__What you should do__: Leaving out every picture, quote the data below exactly as it appears.

__Supplied records__:

****************

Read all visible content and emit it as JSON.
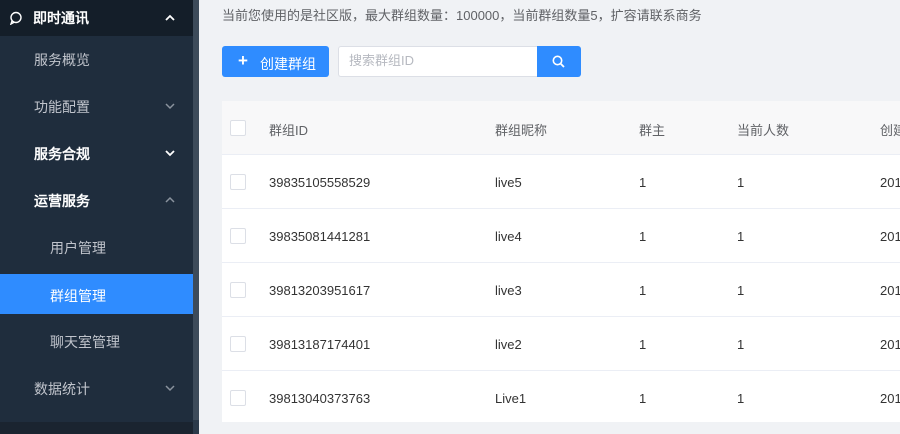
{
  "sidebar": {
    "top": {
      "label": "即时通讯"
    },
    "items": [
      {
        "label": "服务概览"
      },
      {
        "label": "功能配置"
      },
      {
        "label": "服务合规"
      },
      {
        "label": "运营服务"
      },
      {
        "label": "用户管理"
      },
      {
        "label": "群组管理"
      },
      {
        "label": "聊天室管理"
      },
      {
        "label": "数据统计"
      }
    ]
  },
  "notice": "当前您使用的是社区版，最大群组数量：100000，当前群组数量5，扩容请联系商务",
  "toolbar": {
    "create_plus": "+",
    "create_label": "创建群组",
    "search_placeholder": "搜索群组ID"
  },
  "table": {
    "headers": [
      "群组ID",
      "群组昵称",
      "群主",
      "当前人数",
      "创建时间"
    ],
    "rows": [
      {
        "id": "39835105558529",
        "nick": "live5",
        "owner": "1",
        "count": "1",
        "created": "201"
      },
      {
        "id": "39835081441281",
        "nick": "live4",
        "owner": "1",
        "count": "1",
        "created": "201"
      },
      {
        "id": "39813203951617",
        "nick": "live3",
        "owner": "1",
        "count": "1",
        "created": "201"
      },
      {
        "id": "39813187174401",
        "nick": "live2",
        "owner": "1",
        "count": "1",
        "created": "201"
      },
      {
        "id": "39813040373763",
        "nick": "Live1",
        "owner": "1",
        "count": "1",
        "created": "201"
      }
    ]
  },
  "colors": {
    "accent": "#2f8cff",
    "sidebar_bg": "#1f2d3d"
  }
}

****************

__Answer to the task__:
Read all visible content and emit it as JSON.
{
  "sidebar": {
    "top": {
      "label": "即时通讯"
    },
    "items": [
      {
        "label": "服务概览"
      },
      {
        "label": "功能配置"
      },
      {
        "label": "服务合规"
      },
      {
        "label": "运营服务"
      },
      {
        "label": "用户管理"
      },
      {
        "label": "群组管理"
      },
      {
        "label": "聊天室管理"
      },
      {
        "label": "数据统计"
      }
    ]
  },
  "notice": "当前您使用的是社区版，最大群组数量：100000，当前群组数量5，扩容请联系商务",
  "toolbar": {
    "create_plus": "+",
    "create_label": "创建群组",
    "search_placeholder": "搜索群组ID"
  },
  "table": {
    "headers": [
      "群组ID",
      "群组昵称",
      "群主",
      "当前人数",
      "创建时间"
    ],
    "rows": [
      {
        "id": "39835105558529",
        "nick": "live5",
        "owner": "1",
        "count": "1",
        "created": "201"
      },
      {
        "id": "39835081441281",
        "nick": "live4",
        "owner": "1",
        "count": "1",
        "created": "201"
      },
      {
        "id": "39813203951617",
        "nick": "live3",
        "owner": "1",
        "count": "1",
        "created": "201"
      },
      {
        "id": "39813187174401",
        "nick": "live2",
        "owner": "1",
        "count": "1",
        "created": "201"
      },
      {
        "id": "39813040373763",
        "nick": "Live1",
        "owner": "1",
        "count": "1",
        "created": "201"
      }
    ]
  },
  "colors": {
    "accent": "#2f8cff",
    "sidebar_bg": "#1f2d3d"
  }
}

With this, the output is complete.